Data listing
====================

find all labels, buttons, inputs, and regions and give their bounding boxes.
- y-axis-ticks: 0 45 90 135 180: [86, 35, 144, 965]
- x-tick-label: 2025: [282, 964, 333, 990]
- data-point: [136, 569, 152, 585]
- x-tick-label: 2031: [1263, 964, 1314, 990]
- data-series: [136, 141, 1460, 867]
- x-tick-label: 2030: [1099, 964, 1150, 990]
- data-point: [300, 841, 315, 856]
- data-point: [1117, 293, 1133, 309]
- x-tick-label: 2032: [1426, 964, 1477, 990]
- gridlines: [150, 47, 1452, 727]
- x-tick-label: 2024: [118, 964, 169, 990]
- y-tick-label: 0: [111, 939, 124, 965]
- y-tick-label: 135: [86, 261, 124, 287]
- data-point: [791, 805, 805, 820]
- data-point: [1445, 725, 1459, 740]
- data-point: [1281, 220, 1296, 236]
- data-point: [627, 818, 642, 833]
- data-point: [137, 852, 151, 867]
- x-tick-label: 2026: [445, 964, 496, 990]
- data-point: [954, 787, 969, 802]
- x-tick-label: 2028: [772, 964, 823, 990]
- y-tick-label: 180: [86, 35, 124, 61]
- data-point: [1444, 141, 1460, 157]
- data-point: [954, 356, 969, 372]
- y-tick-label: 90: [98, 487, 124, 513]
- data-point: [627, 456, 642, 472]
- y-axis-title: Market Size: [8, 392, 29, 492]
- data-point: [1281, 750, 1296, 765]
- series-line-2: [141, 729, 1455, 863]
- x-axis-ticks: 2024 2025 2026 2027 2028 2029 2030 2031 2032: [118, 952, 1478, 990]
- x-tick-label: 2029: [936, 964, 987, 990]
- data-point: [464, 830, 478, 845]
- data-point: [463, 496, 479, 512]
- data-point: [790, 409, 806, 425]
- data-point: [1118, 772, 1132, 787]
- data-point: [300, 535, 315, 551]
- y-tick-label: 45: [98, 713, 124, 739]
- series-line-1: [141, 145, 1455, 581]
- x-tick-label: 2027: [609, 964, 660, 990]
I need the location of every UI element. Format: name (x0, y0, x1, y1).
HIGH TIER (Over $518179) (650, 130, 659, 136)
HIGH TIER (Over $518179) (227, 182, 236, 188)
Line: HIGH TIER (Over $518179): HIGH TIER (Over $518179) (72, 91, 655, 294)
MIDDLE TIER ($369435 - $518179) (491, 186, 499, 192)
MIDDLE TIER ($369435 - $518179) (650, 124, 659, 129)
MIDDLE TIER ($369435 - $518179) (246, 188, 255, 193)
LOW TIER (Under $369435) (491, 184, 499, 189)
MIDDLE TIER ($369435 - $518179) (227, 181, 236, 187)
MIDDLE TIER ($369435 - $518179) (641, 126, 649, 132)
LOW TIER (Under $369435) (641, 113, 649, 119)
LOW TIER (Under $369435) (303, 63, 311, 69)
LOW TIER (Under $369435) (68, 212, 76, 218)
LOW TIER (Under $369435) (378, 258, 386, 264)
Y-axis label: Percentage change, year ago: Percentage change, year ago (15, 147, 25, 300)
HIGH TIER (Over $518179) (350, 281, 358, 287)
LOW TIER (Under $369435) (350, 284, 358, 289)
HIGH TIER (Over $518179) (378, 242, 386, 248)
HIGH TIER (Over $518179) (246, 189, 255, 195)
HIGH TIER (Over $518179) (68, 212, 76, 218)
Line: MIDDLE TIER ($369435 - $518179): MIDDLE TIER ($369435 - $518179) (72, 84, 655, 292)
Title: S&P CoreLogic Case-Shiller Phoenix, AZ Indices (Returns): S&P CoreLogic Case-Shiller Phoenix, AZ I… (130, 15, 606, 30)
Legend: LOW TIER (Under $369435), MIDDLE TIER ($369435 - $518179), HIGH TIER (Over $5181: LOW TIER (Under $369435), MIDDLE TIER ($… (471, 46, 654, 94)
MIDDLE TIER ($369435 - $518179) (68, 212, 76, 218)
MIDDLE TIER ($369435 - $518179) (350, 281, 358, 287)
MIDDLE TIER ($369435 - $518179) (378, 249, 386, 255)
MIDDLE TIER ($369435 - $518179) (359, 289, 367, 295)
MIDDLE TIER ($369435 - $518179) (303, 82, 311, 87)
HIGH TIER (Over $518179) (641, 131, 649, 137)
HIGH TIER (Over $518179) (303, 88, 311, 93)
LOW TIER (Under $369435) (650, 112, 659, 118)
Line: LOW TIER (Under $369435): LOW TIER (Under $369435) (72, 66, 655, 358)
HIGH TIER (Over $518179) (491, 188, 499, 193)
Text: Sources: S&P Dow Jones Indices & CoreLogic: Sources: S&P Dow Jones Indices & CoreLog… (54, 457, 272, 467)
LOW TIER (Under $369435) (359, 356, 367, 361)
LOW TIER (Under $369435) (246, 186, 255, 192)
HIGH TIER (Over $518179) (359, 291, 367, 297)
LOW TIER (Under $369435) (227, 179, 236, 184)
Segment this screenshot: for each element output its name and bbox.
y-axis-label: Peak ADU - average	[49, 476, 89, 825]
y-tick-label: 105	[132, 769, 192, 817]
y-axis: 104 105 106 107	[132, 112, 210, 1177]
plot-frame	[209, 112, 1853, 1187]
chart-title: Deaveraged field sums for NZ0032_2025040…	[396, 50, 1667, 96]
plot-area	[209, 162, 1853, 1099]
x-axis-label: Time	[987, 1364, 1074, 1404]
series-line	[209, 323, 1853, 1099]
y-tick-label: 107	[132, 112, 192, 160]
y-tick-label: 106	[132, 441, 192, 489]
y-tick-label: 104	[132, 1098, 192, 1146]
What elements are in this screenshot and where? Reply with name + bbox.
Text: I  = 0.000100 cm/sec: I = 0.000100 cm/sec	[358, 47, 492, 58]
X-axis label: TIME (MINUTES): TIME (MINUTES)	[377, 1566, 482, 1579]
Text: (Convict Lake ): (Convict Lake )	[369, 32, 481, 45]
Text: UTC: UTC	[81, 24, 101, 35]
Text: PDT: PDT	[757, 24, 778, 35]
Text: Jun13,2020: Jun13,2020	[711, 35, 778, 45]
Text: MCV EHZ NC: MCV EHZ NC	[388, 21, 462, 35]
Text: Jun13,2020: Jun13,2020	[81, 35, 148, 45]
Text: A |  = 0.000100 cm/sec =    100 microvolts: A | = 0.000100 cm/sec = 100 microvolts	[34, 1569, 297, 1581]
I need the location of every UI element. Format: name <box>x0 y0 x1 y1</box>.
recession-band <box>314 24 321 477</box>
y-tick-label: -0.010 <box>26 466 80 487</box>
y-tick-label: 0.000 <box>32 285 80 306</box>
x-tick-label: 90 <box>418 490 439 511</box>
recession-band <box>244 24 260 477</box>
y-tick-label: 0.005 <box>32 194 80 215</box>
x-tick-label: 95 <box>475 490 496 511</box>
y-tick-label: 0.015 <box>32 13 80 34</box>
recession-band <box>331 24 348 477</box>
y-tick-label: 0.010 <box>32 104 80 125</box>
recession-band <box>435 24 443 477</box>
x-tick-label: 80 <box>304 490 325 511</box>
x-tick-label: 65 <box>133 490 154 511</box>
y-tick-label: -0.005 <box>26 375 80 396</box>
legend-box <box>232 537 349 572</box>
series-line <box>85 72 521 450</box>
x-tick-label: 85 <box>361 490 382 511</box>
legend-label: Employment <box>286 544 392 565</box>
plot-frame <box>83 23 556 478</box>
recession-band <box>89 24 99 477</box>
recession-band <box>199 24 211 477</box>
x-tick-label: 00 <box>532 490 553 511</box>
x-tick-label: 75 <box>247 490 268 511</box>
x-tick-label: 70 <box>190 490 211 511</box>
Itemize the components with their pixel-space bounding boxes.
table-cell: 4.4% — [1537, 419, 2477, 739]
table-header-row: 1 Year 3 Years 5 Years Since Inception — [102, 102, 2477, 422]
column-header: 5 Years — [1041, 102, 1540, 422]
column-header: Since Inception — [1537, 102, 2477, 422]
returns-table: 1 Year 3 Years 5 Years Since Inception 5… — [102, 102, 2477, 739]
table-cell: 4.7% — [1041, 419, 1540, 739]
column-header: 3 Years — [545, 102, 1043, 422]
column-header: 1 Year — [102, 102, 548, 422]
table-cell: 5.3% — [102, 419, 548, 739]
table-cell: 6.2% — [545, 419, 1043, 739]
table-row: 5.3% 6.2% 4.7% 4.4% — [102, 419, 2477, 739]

====================

### Directions:
Convert everything from the start of the records down to the line containing "- x-tick-label: 2032: [1426, 964, 1477, 990]" into a JSON list of strings, one string per line and both ends included, leaving out any blank lines.

### Final answer:
[
  "find all labels, buttons, inputs, and regions and give their bounding boxes.",
  "- y-axis-ticks: 0 45 90 135 180: [86, 35, 144, 965]",
  "- x-tick-label: 2025: [282, 964, 333, 990]",
  "- data-point: [136, 569, 152, 585]",
  "- x-tick-label: 2031: [1263, 964, 1314, 990]",
  "- data-series: [136, 141, 1460, 867]",
  "- x-tick-label: 2030: [1099, 964, 1150, 990]",
  "- data-point: [300, 841, 315, 856]",
  "- data-point: [1117, 293, 1133, 309]",
  "- x-tick-label: 2032: [1426, 964, 1477, 990]"
]